→ Set problem
Report, word for word, every line of the material that contains "ylabel".
# # #
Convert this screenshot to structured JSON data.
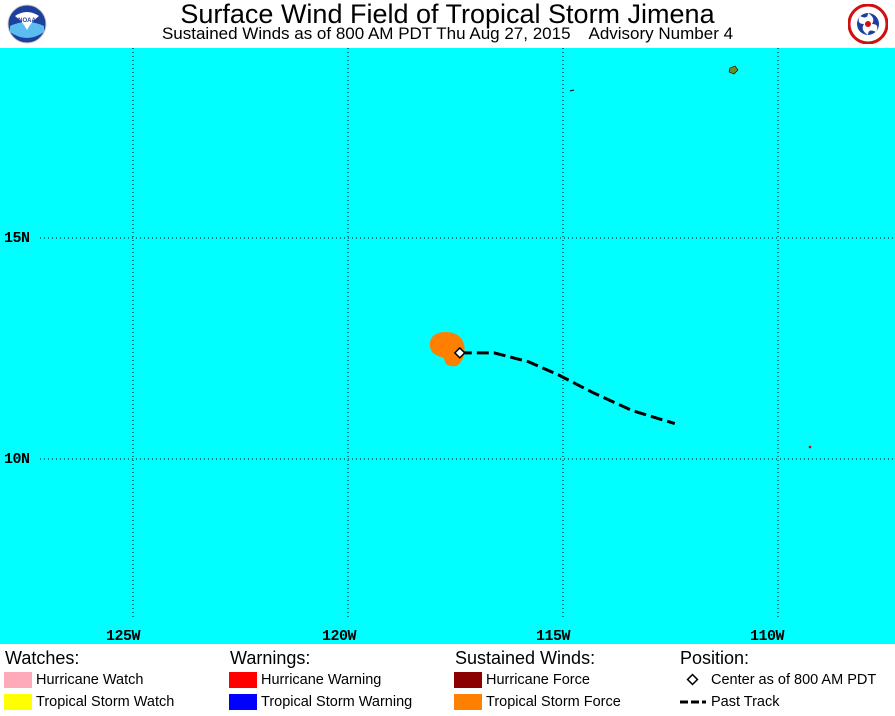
{
  "header": {
    "title": "Surface Wind Field of Tropical Storm Jimena",
    "subtitle": "Sustained Winds as of 800 AM PDT Thu Aug 27, 2015    Advisory Number 4",
    "left_logo_text": "NOAA",
    "right_logo_text": "NATIONAL WEATHER SERVICE"
  },
  "map": {
    "ocean_color": "#00ffff",
    "lat_labels": [
      "15N",
      "10N"
    ],
    "lon_labels": [
      "125W",
      "120W",
      "115W",
      "110W"
    ],
    "storm": {
      "name": "Jimena",
      "center": {
        "lat": 12.4,
        "lon": -117.4
      },
      "past_track": [
        {
          "lat": 12.4,
          "lon": -117.4
        },
        {
          "lat": 12.4,
          "lon": -116.6
        },
        {
          "lat": 12.2,
          "lon": -115.8
        },
        {
          "lat": 11.9,
          "lon": -115.1
        },
        {
          "lat": 11.5,
          "lon": -114.3
        },
        {
          "lat": 11.1,
          "lon": -113.4
        },
        {
          "lat": 10.8,
          "lon": -112.4
        }
      ],
      "tropical_storm_force_color": "#ff8000"
    }
  },
  "legend": {
    "watches_heading": "Watches:",
    "warnings_heading": "Warnings:",
    "winds_heading": "Sustained Winds:",
    "position_heading": "Position:",
    "items": {
      "hurricane_watch": {
        "label": "Hurricane Watch",
        "color": "#ffaabb"
      },
      "tropical_storm_watch": {
        "label": "Tropical Storm Watch",
        "color": "#ffff00"
      },
      "hurricane_warning": {
        "label": "Hurricane Warning",
        "color": "#ff0000"
      },
      "tropical_storm_warning": {
        "label": "Tropical Storm Warning",
        "color": "#0000ff"
      },
      "hurricane_force": {
        "label": "Hurricane Force",
        "color": "#8b0000"
      },
      "tropical_storm_force": {
        "label": "Tropical Storm Force",
        "color": "#ff8000"
      },
      "center": {
        "label": "Center as of 800 AM PDT"
      },
      "past_track": {
        "label": "Past Track"
      }
    }
  }
}
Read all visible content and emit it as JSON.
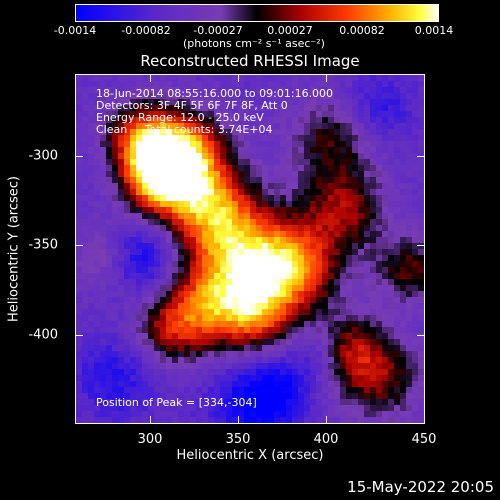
{
  "colorbar": {
    "ticks": [
      "-0.0014",
      "-0.00082",
      "-0.00027",
      "0.00027",
      "0.00082",
      "0.0014"
    ],
    "units": "(photons cm⁻² s⁻¹ asec⁻²)"
  },
  "title": "Reconstructed RHESSI Image",
  "info": {
    "time": "18-Jun-2014 08:55:16.000 to 09:01:16.000",
    "detectors": "Detectors: 3F 4F 5F 6F 7F 8F, Att 0",
    "energy": "Energy Range: 12.0 - 25.0 keV",
    "method": "Clean     Total counts: 3.74E+04",
    "peak": "Position of Peak = [334,-304]"
  },
  "axes": {
    "xlabel": "Heliocentric X (arcsec)",
    "ylabel": "Heliocentric Y (arcsec)",
    "xticks": [
      "300",
      "350",
      "400",
      "450"
    ],
    "yticks": [
      "-300",
      "-350",
      "-400"
    ]
  },
  "footer": "15-May-2022 20:05"
}
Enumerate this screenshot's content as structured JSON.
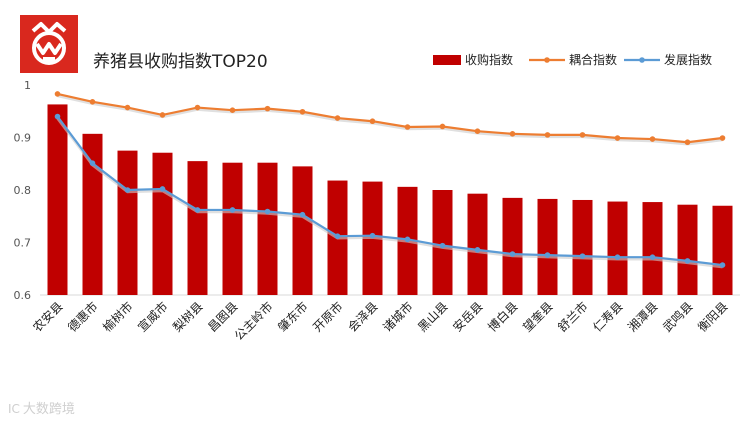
{
  "logo_color": "#d9281e",
  "chart_data": {
    "type": "bar",
    "title": "养猪县收购指数TOP20",
    "categories": [
      "农安县",
      "德惠市",
      "榆树市",
      "宣威市",
      "梨树县",
      "昌图县",
      "公主岭市",
      "肇东市",
      "开原市",
      "会泽县",
      "诸城市",
      "黑山县",
      "安岳县",
      "博白县",
      "望奎县",
      "舒兰市",
      "仁寿县",
      "湘潭县",
      "武鸣县",
      "衡阳县"
    ],
    "series": [
      {
        "name": "收购指数",
        "kind": "bar",
        "color": "#c00000",
        "values": [
          0.963,
          0.907,
          0.875,
          0.871,
          0.855,
          0.852,
          0.852,
          0.845,
          0.818,
          0.816,
          0.806,
          0.8,
          0.793,
          0.785,
          0.783,
          0.781,
          0.778,
          0.777,
          0.772,
          0.77
        ]
      },
      {
        "name": "耦合指数",
        "kind": "line",
        "color": "#ed7d31",
        "values": [
          0.983,
          0.968,
          0.957,
          0.943,
          0.957,
          0.952,
          0.955,
          0.949,
          0.937,
          0.931,
          0.92,
          0.921,
          0.912,
          0.907,
          0.905,
          0.905,
          0.899,
          0.897,
          0.891,
          0.899
        ]
      },
      {
        "name": "发展指数",
        "kind": "line",
        "color": "#5b9bd5",
        "values": [
          0.94,
          0.851,
          0.8,
          0.802,
          0.762,
          0.762,
          0.759,
          0.753,
          0.712,
          0.713,
          0.706,
          0.694,
          0.686,
          0.678,
          0.676,
          0.674,
          0.672,
          0.672,
          0.665,
          0.657
        ]
      }
    ],
    "xlabel": "",
    "ylabel": "",
    "ylim": [
      0.6,
      1
    ],
    "yticks": [
      "0.6",
      "0.7",
      "0.8",
      "0.9",
      "1"
    ],
    "grid": false,
    "legend": "top-right"
  },
  "watermark": {
    "mark": "IC",
    "text": "大数跨境"
  }
}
# # #
→ Output for this task
    "ylabel": "Heliocentric Y (arcsec)",
    "ylabel": "",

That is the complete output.